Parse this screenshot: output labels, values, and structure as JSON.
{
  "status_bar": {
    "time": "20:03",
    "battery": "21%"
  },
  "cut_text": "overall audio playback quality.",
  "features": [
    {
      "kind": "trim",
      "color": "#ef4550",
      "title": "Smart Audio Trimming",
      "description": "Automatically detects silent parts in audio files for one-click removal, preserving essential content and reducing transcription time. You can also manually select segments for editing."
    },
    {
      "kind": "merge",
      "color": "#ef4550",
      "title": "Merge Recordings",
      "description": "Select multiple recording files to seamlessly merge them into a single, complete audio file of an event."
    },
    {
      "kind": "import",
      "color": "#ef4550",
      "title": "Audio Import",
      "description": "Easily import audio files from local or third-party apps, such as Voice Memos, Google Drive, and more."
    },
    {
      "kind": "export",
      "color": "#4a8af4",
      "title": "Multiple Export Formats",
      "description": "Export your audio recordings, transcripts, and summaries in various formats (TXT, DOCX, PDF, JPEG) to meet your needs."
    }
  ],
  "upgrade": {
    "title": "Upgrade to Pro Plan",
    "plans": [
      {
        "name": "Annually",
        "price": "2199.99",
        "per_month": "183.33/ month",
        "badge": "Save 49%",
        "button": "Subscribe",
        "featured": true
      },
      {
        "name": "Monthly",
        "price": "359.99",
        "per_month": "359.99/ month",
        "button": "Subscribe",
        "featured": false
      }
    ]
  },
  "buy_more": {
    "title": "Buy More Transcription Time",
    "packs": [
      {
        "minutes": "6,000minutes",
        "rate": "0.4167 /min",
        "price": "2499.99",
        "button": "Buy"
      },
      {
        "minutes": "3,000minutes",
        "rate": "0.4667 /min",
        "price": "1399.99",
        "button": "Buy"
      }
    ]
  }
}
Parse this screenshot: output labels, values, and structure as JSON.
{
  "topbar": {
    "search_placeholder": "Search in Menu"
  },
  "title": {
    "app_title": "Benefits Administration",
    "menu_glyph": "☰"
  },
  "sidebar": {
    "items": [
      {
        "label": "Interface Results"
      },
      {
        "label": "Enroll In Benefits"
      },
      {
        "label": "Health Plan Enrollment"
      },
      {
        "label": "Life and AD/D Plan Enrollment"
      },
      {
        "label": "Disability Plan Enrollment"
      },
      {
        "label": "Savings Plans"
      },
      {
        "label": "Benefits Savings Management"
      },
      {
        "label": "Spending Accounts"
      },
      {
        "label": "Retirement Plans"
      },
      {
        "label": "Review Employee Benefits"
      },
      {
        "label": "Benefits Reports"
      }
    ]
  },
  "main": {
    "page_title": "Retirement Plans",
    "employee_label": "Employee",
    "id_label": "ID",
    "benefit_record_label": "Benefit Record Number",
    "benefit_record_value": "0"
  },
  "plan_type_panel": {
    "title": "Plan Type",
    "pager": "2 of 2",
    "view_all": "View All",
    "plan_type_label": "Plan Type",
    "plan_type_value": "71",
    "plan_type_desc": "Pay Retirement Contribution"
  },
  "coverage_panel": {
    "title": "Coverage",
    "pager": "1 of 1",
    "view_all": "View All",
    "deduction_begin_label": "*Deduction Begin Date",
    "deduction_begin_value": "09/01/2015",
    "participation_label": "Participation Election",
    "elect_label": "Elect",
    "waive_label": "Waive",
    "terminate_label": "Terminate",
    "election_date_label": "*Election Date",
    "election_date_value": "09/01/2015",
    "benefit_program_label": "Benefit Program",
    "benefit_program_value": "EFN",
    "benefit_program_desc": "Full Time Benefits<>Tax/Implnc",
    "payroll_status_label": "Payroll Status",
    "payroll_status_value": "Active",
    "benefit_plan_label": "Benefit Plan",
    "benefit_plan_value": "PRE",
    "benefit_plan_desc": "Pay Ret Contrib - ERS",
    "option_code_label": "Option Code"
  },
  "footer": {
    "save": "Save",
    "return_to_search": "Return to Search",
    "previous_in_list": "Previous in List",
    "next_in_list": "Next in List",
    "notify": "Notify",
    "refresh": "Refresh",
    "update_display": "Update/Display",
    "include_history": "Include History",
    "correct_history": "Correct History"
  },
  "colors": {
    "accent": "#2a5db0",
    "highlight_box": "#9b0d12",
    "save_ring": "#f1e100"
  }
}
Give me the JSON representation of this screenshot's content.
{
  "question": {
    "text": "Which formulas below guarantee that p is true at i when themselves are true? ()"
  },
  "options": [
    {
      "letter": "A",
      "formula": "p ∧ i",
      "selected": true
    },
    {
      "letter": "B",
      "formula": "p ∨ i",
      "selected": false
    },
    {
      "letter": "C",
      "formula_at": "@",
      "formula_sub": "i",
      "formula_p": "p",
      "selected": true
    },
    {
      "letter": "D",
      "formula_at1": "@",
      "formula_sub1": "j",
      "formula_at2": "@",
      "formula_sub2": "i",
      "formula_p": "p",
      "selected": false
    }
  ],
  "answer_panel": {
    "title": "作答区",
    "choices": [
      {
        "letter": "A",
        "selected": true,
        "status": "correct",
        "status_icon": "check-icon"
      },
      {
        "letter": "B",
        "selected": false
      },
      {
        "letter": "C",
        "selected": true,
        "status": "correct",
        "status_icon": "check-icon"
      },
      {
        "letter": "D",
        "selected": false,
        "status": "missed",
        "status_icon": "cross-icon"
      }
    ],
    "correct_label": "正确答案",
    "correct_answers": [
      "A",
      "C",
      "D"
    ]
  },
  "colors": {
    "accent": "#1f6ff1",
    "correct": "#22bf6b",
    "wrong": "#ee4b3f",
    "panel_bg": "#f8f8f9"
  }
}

****************************************

_EXERCISE REQUIREMENTS_
Pull out each line of the entries that contains "letter".

_SOLUTION FOR THIS TASK_
      "letter": "A",
      "letter": "B",
      "letter": "C",
      "letter": "D",
        "letter": "A",
        "letter": "B",
        "letter": "C",
        "letter": "D",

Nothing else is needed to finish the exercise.